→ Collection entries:
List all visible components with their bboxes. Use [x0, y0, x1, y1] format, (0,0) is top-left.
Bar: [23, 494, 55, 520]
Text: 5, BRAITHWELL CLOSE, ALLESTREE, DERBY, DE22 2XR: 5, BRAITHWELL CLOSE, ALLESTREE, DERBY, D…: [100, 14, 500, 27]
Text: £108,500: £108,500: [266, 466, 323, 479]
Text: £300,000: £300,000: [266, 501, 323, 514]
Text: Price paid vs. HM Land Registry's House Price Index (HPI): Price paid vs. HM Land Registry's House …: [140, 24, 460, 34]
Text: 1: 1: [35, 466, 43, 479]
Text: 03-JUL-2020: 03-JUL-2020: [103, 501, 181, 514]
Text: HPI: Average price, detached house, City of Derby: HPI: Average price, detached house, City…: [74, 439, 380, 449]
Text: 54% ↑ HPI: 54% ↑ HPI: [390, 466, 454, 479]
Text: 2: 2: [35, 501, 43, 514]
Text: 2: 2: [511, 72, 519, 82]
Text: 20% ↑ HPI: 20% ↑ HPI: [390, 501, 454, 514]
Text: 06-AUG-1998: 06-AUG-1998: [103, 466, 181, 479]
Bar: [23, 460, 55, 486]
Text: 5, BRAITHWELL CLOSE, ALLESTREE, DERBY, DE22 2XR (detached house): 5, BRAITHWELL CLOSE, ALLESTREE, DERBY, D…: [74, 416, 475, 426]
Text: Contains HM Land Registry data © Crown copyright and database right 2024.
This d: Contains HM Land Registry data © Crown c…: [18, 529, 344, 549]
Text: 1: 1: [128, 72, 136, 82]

→ JOB: Transcribe every line of the item above word for word, with no changes.

→ WRITTEN REPLY:
List all visible components with their bboxes. Use [x0, y0, x1, y1] format, (0,0) is top-left.
Bar: [23, 494, 55, 520]
Text: 5, BRAITHWELL CLOSE, ALLESTREE, DERBY, DE22 2XR: 5, BRAITHWELL CLOSE, ALLESTREE, DERBY, D…: [100, 14, 500, 27]
Text: £108,500: £108,500: [266, 466, 323, 479]
Text: £300,000: £300,000: [266, 501, 323, 514]
Text: Price paid vs. HM Land Registry's House Price Index (HPI): Price paid vs. HM Land Registry's House …: [140, 24, 460, 34]
Text: 1: 1: [35, 466, 43, 479]
Text: 03-JUL-2020: 03-JUL-2020: [103, 501, 181, 514]
Text: HPI: Average price, detached house, City of Derby: HPI: Average price, detached house, City…: [74, 439, 380, 449]
Text: 54% ↑ HPI: 54% ↑ HPI: [390, 466, 454, 479]
Text: 2: 2: [35, 501, 43, 514]
Text: 2: 2: [511, 72, 519, 82]
Text: 20% ↑ HPI: 20% ↑ HPI: [390, 501, 454, 514]
Text: 06-AUG-1998: 06-AUG-1998: [103, 466, 181, 479]
Bar: [23, 460, 55, 486]
Text: 5, BRAITHWELL CLOSE, ALLESTREE, DERBY, DE22 2XR (detached house): 5, BRAITHWELL CLOSE, ALLESTREE, DERBY, D…: [74, 416, 475, 426]
Text: Contains HM Land Registry data © Crown copyright and database right 2024.
This d: Contains HM Land Registry data © Crown c…: [18, 529, 344, 549]
Text: 1: 1: [128, 72, 136, 82]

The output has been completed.